Lines holding the string "Abjat" are the ones to copy; find them all in the data.

-- START RAW RECORDS --

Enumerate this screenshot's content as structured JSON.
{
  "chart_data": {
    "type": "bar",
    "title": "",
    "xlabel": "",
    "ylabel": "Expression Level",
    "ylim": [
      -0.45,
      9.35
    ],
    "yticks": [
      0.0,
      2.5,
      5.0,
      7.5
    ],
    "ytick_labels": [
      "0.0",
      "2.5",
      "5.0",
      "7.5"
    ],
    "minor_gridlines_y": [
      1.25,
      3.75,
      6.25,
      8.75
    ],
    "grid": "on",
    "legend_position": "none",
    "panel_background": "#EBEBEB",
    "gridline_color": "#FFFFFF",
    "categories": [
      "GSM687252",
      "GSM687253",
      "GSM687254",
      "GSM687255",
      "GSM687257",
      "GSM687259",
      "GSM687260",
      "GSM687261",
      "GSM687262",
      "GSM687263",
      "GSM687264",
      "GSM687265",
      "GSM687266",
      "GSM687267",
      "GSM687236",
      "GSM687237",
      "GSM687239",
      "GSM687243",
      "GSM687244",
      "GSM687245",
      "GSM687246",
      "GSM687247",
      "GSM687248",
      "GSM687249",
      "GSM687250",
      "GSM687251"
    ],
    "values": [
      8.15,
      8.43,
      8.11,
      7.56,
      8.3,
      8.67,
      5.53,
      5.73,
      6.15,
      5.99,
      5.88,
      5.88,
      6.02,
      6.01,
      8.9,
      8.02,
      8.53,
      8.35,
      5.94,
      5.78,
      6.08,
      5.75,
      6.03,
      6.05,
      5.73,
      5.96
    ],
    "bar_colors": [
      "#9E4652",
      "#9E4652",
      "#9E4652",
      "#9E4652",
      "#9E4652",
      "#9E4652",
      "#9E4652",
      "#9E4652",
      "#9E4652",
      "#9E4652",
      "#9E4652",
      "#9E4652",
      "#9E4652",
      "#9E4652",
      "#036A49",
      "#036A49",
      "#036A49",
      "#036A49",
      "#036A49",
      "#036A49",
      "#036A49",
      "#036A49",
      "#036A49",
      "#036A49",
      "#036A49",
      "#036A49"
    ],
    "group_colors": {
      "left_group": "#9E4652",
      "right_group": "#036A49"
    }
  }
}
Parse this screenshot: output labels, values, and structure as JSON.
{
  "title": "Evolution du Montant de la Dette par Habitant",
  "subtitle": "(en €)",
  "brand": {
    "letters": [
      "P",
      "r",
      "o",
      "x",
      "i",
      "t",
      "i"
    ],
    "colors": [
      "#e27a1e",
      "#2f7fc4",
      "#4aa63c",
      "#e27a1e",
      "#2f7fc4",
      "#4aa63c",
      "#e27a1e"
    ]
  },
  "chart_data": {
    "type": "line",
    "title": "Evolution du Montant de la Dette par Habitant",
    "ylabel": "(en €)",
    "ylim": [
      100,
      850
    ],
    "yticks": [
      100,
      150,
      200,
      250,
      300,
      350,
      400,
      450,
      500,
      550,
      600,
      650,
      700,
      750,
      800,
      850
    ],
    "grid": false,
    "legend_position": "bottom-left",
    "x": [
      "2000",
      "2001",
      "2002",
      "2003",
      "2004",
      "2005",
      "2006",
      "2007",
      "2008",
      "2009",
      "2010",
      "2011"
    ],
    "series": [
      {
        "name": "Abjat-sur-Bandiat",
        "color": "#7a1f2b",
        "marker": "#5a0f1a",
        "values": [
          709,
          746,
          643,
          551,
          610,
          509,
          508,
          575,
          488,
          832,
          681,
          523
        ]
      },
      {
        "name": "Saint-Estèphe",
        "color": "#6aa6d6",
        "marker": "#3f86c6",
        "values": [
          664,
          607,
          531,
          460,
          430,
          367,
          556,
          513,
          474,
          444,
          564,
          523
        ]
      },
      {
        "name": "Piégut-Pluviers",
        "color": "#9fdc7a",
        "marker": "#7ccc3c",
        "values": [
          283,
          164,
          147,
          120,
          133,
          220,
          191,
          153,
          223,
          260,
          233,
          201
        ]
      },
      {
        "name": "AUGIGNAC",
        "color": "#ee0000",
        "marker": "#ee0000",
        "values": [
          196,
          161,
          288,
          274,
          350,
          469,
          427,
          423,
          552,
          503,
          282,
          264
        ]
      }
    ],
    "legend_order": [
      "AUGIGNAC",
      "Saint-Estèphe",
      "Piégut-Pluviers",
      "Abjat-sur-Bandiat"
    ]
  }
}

-- END RAW RECORDS --

## COMPLETE OUTPUT
        "name": "Abjat-sur-Bandiat",
      "Abjat-sur-Bandiat"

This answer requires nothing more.